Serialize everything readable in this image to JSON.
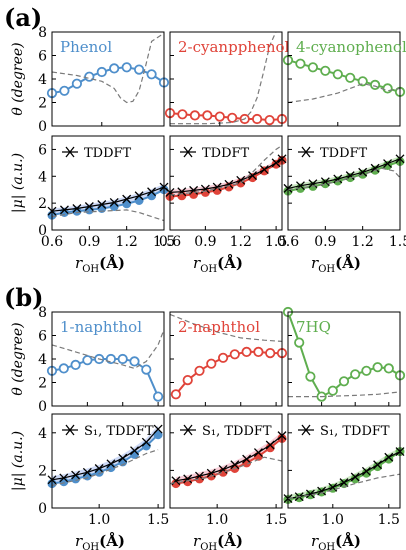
{
  "figure": {
    "panel_labels": [
      "(a)",
      "(b)"
    ],
    "theta_ylabel": "θ (degree)",
    "mu_ylabel": "|μ| (a.u.)",
    "xlabel_base": "r",
    "xlabel_sub": "OH",
    "xlabel_unit": "(Å)"
  },
  "colors": {
    "phenol": "#4f8fcb",
    "cyano2": "#e0443a",
    "cyano4": "#5fae4f",
    "naphthol1": "#4f8fcb",
    "naphthol2": "#e0443a",
    "hq7": "#5fae4f",
    "fill_blue": "#c9d6f5",
    "fill_red": "#f6c8d3",
    "fill_green": "#c6e6bd",
    "dashed": "#7a7a7a"
  },
  "chart_data": [
    {
      "id": "a-phenol-theta",
      "type": "line",
      "title": "Phenol",
      "color_key": "phenol",
      "xlim": [
        0.6,
        1.5
      ],
      "ylim": [
        0,
        8
      ],
      "yticks": [
        0,
        2,
        4,
        6,
        8
      ],
      "xticks": [],
      "series": [
        {
          "x": [
            0.6,
            0.7,
            0.8,
            0.9,
            1.0,
            1.1,
            1.2,
            1.3,
            1.4,
            1.5
          ],
          "y": [
            2.8,
            3.0,
            3.6,
            4.2,
            4.6,
            4.9,
            5.0,
            4.8,
            4.4,
            3.7
          ]
        },
        {
          "style": "dashed",
          "x": [
            0.6,
            0.8,
            1.0,
            1.1,
            1.15,
            1.2,
            1.25,
            1.3,
            1.35,
            1.4,
            1.5
          ],
          "y": [
            4.6,
            4.3,
            3.8,
            3.2,
            2.4,
            2.0,
            2.1,
            3.0,
            5.0,
            7.2,
            7.9
          ]
        }
      ]
    },
    {
      "id": "a-cyano2-theta",
      "type": "line",
      "title": "2-cyanpphenol",
      "color_key": "cyano2",
      "xlim": [
        0.6,
        1.5
      ],
      "ylim": [
        0,
        8
      ],
      "yticks": [],
      "xticks": [],
      "series": [
        {
          "x": [
            0.6,
            0.7,
            0.8,
            0.9,
            1.0,
            1.1,
            1.2,
            1.3,
            1.4,
            1.5
          ],
          "y": [
            1.1,
            1.0,
            0.9,
            0.9,
            0.8,
            0.7,
            0.6,
            0.6,
            0.5,
            0.6
          ]
        },
        {
          "style": "dashed",
          "x": [
            0.6,
            0.9,
            1.1,
            1.2,
            1.25,
            1.3,
            1.35,
            1.4,
            1.45
          ],
          "y": [
            0.2,
            0.2,
            0.3,
            0.6,
            1.2,
            2.4,
            4.5,
            6.8,
            8.0
          ]
        }
      ]
    },
    {
      "id": "a-cyano4-theta",
      "type": "line",
      "title": "4-cyanophenol",
      "color_key": "cyano4",
      "xlim": [
        0.6,
        1.5
      ],
      "ylim": [
        0,
        8
      ],
      "yticks": [],
      "xticks": [],
      "series": [
        {
          "x": [
            0.6,
            0.7,
            0.8,
            0.9,
            1.0,
            1.1,
            1.2,
            1.3,
            1.4,
            1.5
          ],
          "y": [
            5.6,
            5.3,
            5.0,
            4.7,
            4.4,
            4.1,
            3.8,
            3.5,
            3.2,
            2.9
          ]
        },
        {
          "style": "dashed",
          "x": [
            0.6,
            0.8,
            1.0,
            1.1,
            1.2,
            1.3,
            1.4,
            1.5
          ],
          "y": [
            2.0,
            2.3,
            2.8,
            3.2,
            3.6,
            3.4,
            3.0,
            3.2
          ]
        }
      ]
    },
    {
      "id": "a-phenol-mu",
      "type": "line",
      "legend": "TDDFT",
      "color_key": "phenol",
      "fill_key": "fill_blue",
      "xlim": [
        0.6,
        1.5
      ],
      "ylim": [
        0,
        7
      ],
      "yticks": [
        0,
        2,
        4,
        6
      ],
      "xticks": [
        0.6,
        0.9,
        1.2,
        1.5
      ],
      "xticklabels": [
        "0.6",
        "0.9",
        "1.2",
        "1.5"
      ],
      "series": [
        {
          "x": [
            0.6,
            0.7,
            0.8,
            0.9,
            1.0,
            1.1,
            1.2,
            1.3,
            1.4,
            1.5
          ],
          "y": [
            1.1,
            1.3,
            1.4,
            1.5,
            1.6,
            1.75,
            1.95,
            2.2,
            2.55,
            3.0
          ]
        },
        {
          "style": "cross",
          "x": [
            0.6,
            0.7,
            0.8,
            0.9,
            1.0,
            1.1,
            1.2,
            1.3,
            1.4,
            1.5
          ],
          "y": [
            1.4,
            1.5,
            1.6,
            1.75,
            1.9,
            2.05,
            2.3,
            2.55,
            2.85,
            3.2
          ]
        },
        {
          "style": "dashed",
          "x": [
            0.6,
            0.8,
            1.0,
            1.2,
            1.3,
            1.4,
            1.5
          ],
          "y": [
            1.0,
            1.3,
            1.4,
            1.5,
            1.3,
            1.0,
            0.7
          ]
        }
      ]
    },
    {
      "id": "a-cyano2-mu",
      "type": "line",
      "legend": "TDDFT",
      "color_key": "cyano2",
      "fill_key": "fill_red",
      "xlim": [
        0.6,
        1.55
      ],
      "ylim": [
        0,
        7
      ],
      "yticks": [],
      "xticks": [
        0.6,
        0.9,
        1.2,
        1.5
      ],
      "xticklabels": [
        "0.6",
        "0.9",
        "1.2",
        "1.5"
      ],
      "series": [
        {
          "x": [
            0.6,
            0.7,
            0.8,
            0.9,
            1.0,
            1.1,
            1.2,
            1.3,
            1.4,
            1.5,
            1.55
          ],
          "y": [
            2.5,
            2.55,
            2.65,
            2.8,
            2.95,
            3.2,
            3.5,
            3.9,
            4.4,
            4.9,
            5.2
          ]
        },
        {
          "style": "cross",
          "x": [
            0.6,
            0.7,
            0.8,
            0.9,
            1.0,
            1.1,
            1.2,
            1.3,
            1.4,
            1.5,
            1.55
          ],
          "y": [
            2.8,
            2.85,
            2.95,
            3.05,
            3.2,
            3.4,
            3.7,
            4.05,
            4.5,
            5.0,
            5.3
          ]
        },
        {
          "style": "dashed",
          "x": [
            0.6,
            0.9,
            1.2,
            1.3,
            1.4,
            1.5,
            1.55
          ],
          "y": [
            2.6,
            2.9,
            3.5,
            4.3,
            5.2,
            6.0,
            6.3
          ]
        }
      ]
    },
    {
      "id": "a-cyano4-mu",
      "type": "line",
      "legend": "TDDFT",
      "color_key": "cyano4",
      "fill_key": "fill_green",
      "xlim": [
        0.6,
        1.5
      ],
      "ylim": [
        0,
        7
      ],
      "yticks": [],
      "xticks": [
        0.6,
        0.9,
        1.2,
        1.5
      ],
      "xticklabels": [
        "0.6",
        "0.9",
        "1.2",
        "1.5"
      ],
      "series": [
        {
          "x": [
            0.6,
            0.7,
            0.8,
            0.9,
            1.0,
            1.1,
            1.2,
            1.3,
            1.4,
            1.5
          ],
          "y": [
            2.9,
            3.1,
            3.25,
            3.45,
            3.65,
            3.9,
            4.15,
            4.45,
            4.8,
            5.1
          ]
        },
        {
          "style": "cross",
          "x": [
            0.6,
            0.7,
            0.8,
            0.9,
            1.0,
            1.1,
            1.2,
            1.3,
            1.4,
            1.5
          ],
          "y": [
            3.1,
            3.3,
            3.45,
            3.6,
            3.8,
            4.05,
            4.3,
            4.6,
            4.95,
            5.3
          ]
        },
        {
          "style": "dashed",
          "x": [
            0.6,
            0.9,
            1.2,
            1.35,
            1.45,
            1.5
          ],
          "y": [
            3.0,
            3.4,
            4.1,
            4.6,
            4.4,
            3.9
          ]
        }
      ]
    },
    {
      "id": "b-naphthol1-theta",
      "type": "line",
      "title": "1-naphthol",
      "color_key": "naphthol1",
      "xlim": [
        0.6,
        1.55
      ],
      "ylim": [
        0,
        8
      ],
      "yticks": [
        0,
        2,
        4,
        6,
        8
      ],
      "xticks": [],
      "series": [
        {
          "x": [
            0.6,
            0.7,
            0.8,
            0.9,
            1.0,
            1.1,
            1.2,
            1.3,
            1.4,
            1.5
          ],
          "y": [
            3.0,
            3.2,
            3.5,
            3.9,
            4.0,
            4.0,
            4.0,
            3.8,
            3.1,
            0.8
          ]
        },
        {
          "style": "dashed",
          "x": [
            0.6,
            0.8,
            1.0,
            1.2,
            1.3,
            1.4,
            1.5,
            1.55
          ],
          "y": [
            5.2,
            4.6,
            4.0,
            3.5,
            3.2,
            3.8,
            5.2,
            6.5
          ]
        }
      ]
    },
    {
      "id": "b-naphthol2-theta",
      "type": "line",
      "title": "2-naphthol",
      "color_key": "naphthol2",
      "xlim": [
        0.6,
        1.55
      ],
      "ylim": [
        0,
        8
      ],
      "yticks": [],
      "xticks": [],
      "series": [
        {
          "x": [
            0.65,
            0.75,
            0.85,
            0.95,
            1.05,
            1.15,
            1.25,
            1.35,
            1.45,
            1.55
          ],
          "y": [
            1.0,
            2.2,
            3.0,
            3.6,
            4.1,
            4.4,
            4.6,
            4.6,
            4.5,
            4.5
          ]
        },
        {
          "style": "dashed",
          "x": [
            0.6,
            0.8,
            1.0,
            1.2,
            1.4,
            1.55
          ],
          "y": [
            7.8,
            7.0,
            6.3,
            5.8,
            5.6,
            5.5
          ]
        }
      ]
    },
    {
      "id": "b-hq7-theta",
      "type": "line",
      "title": "7HQ",
      "color_key": "hq7",
      "xlim": [
        0.6,
        1.6
      ],
      "ylim": [
        0,
        8
      ],
      "yticks": [],
      "xticks": [],
      "series": [
        {
          "x": [
            0.6,
            0.7,
            0.8,
            0.9,
            1.0,
            1.1,
            1.2,
            1.3,
            1.4,
            1.5,
            1.6
          ],
          "y": [
            8.0,
            5.4,
            2.5,
            0.8,
            1.3,
            2.1,
            2.7,
            3.0,
            3.3,
            3.2,
            2.6
          ]
        },
        {
          "style": "dashed",
          "x": [
            0.6,
            0.9,
            1.2,
            1.4,
            1.6
          ],
          "y": [
            0.8,
            0.8,
            0.9,
            1.0,
            1.2
          ]
        }
      ]
    },
    {
      "id": "b-naphthol1-mu",
      "type": "line",
      "legend": "S₁, TDDFT",
      "color_key": "naphthol1",
      "fill_key": "fill_blue",
      "xlim": [
        0.6,
        1.55
      ],
      "ylim": [
        0,
        5
      ],
      "yticks": [
        0,
        2,
        4
      ],
      "xticks": [
        1.0,
        1.5
      ],
      "xticklabels": [
        "1.0",
        "1.5"
      ],
      "series": [
        {
          "x": [
            0.6,
            0.7,
            0.8,
            0.9,
            1.0,
            1.1,
            1.2,
            1.3,
            1.4,
            1.5
          ],
          "y": [
            1.3,
            1.4,
            1.55,
            1.7,
            1.9,
            2.15,
            2.45,
            2.85,
            3.3,
            3.9
          ]
        },
        {
          "style": "cross",
          "x": [
            0.6,
            0.7,
            0.8,
            0.9,
            1.0,
            1.1,
            1.2,
            1.3,
            1.4,
            1.5
          ],
          "y": [
            1.5,
            1.6,
            1.75,
            1.9,
            2.1,
            2.35,
            2.65,
            3.05,
            3.5,
            4.2
          ]
        },
        {
          "style": "dashed",
          "x": [
            0.6,
            0.9,
            1.2,
            1.4,
            1.5
          ],
          "y": [
            1.2,
            1.6,
            2.3,
            2.9,
            3.1
          ]
        }
      ]
    },
    {
      "id": "b-naphthol2-mu",
      "type": "line",
      "legend": "S₁, TDDFT",
      "color_key": "naphthol2",
      "fill_key": "fill_red",
      "xlim": [
        0.6,
        1.55
      ],
      "ylim": [
        0,
        5
      ],
      "yticks": [],
      "xticks": [
        1.0,
        1.5
      ],
      "xticklabels": [
        "1.0",
        "1.5"
      ],
      "series": [
        {
          "x": [
            0.65,
            0.75,
            0.85,
            0.95,
            1.05,
            1.15,
            1.25,
            1.35,
            1.45,
            1.55
          ],
          "y": [
            1.3,
            1.4,
            1.55,
            1.7,
            1.9,
            2.1,
            2.4,
            2.75,
            3.2,
            3.7
          ]
        },
        {
          "style": "cross",
          "x": [
            0.65,
            0.75,
            0.85,
            0.95,
            1.05,
            1.15,
            1.25,
            1.35,
            1.45,
            1.55
          ],
          "y": [
            1.45,
            1.55,
            1.7,
            1.85,
            2.05,
            2.3,
            2.6,
            2.95,
            3.35,
            3.85
          ]
        },
        {
          "style": "dashed",
          "x": [
            0.6,
            0.9,
            1.2,
            1.4,
            1.55
          ],
          "y": [
            1.3,
            1.6,
            2.2,
            2.7,
            2.5
          ]
        }
      ]
    },
    {
      "id": "b-hq7-mu",
      "type": "line",
      "legend": "S₁, TDDFT",
      "color_key": "hq7",
      "fill_key": "fill_green",
      "xlim": [
        0.6,
        1.6
      ],
      "ylim": [
        0,
        5
      ],
      "yticks": [],
      "xticks": [
        1.0,
        1.5
      ],
      "xticklabels": [
        "1.0",
        "1.5"
      ],
      "series": [
        {
          "x": [
            0.6,
            0.7,
            0.8,
            0.9,
            1.0,
            1.1,
            1.2,
            1.3,
            1.4,
            1.5,
            1.6
          ],
          "y": [
            0.45,
            0.55,
            0.7,
            0.85,
            1.05,
            1.3,
            1.55,
            1.85,
            2.2,
            2.6,
            3.0
          ]
        },
        {
          "style": "cross",
          "x": [
            0.6,
            0.7,
            0.8,
            0.9,
            1.0,
            1.1,
            1.2,
            1.3,
            1.4,
            1.5,
            1.6
          ],
          "y": [
            0.5,
            0.6,
            0.75,
            0.9,
            1.1,
            1.35,
            1.65,
            1.95,
            2.3,
            2.7,
            3.0
          ]
        },
        {
          "style": "dashed",
          "x": [
            0.6,
            0.9,
            1.2,
            1.4,
            1.6
          ],
          "y": [
            0.5,
            0.8,
            1.3,
            1.6,
            1.8
          ]
        }
      ]
    }
  ]
}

====

WHAT IS REQUIRED.
Gather each line in these records that contains the string "title".

OUTPUT BELOW.
      "title": "Phenol",
      "title": "2-cyanpphenol",
      "title": "4-cyanophenol",
      "title": "1-naphthol",
      "title": "2-naphthol",
      "title": "7HQ",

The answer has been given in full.